**Task directions:** In the entries below, find the lines with the word "this" and copy them.

**Given data:**
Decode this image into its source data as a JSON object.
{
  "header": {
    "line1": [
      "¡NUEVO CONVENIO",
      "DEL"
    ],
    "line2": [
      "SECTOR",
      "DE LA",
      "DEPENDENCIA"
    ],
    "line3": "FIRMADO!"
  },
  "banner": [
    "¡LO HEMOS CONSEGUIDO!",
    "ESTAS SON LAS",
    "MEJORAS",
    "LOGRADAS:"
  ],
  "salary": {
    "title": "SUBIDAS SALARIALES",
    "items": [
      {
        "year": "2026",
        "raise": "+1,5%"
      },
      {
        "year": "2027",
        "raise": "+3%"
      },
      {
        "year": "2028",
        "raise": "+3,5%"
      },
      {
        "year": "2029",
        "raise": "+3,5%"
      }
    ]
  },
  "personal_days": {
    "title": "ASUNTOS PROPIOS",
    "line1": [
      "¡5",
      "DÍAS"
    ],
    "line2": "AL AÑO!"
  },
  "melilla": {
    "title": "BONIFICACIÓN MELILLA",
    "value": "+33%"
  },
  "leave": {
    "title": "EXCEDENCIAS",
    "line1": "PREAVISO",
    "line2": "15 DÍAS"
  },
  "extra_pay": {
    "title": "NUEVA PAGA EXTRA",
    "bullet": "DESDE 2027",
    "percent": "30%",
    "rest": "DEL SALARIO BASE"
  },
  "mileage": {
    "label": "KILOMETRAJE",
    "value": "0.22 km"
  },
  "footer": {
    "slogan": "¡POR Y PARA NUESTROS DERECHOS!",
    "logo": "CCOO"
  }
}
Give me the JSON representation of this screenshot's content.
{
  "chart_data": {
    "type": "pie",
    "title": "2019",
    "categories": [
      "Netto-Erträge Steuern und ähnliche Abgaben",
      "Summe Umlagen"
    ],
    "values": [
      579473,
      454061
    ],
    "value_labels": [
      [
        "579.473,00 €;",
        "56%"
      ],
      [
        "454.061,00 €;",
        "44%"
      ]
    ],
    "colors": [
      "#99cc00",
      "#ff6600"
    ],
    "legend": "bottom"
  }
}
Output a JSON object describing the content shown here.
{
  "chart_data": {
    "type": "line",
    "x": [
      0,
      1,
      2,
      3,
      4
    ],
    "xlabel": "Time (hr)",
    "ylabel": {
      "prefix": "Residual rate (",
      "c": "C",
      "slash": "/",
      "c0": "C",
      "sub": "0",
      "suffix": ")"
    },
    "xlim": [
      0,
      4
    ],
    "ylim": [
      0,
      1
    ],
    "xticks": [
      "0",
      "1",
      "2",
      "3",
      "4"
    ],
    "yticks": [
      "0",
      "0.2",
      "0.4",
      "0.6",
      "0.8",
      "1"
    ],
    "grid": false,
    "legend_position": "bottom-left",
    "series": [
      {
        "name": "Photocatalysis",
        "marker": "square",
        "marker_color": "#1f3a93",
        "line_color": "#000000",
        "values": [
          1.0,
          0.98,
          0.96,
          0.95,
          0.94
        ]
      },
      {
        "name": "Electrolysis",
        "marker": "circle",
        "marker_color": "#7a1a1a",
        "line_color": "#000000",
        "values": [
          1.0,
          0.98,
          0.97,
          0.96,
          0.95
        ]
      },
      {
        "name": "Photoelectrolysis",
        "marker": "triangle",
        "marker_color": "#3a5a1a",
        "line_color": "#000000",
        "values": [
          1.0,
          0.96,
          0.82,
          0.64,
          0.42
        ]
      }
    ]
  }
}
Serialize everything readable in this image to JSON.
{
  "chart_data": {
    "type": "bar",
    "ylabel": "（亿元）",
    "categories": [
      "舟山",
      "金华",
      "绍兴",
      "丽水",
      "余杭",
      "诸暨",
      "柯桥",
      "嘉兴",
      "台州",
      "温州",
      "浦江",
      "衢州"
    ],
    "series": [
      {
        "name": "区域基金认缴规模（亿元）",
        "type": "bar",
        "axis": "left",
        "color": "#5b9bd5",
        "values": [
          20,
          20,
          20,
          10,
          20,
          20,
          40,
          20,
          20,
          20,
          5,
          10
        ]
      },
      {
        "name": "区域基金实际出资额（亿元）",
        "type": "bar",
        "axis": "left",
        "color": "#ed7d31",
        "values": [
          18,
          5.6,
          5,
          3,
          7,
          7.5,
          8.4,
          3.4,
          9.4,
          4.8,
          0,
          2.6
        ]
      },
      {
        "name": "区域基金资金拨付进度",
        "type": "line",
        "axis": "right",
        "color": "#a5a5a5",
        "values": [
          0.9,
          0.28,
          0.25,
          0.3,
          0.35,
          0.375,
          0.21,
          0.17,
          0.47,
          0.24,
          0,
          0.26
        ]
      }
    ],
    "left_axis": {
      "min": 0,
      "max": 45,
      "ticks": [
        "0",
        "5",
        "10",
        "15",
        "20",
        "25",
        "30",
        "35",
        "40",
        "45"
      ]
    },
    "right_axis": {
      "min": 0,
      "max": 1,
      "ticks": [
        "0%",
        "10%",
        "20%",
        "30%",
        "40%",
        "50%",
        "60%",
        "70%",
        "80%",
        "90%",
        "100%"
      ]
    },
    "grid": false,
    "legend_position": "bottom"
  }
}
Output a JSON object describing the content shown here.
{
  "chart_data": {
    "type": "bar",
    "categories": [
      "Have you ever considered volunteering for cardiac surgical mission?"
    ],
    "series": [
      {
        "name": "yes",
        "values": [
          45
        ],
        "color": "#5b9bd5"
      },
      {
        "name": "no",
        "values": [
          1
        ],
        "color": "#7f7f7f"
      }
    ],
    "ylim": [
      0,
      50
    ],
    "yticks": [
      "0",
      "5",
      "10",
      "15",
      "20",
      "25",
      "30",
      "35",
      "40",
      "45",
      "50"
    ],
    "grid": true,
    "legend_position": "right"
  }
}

**Finished exercise:**
Decode this image into its source data as a JSON object.
Give me the JSON representation of this screenshot's content.
Serialize everything readable in this image to JSON.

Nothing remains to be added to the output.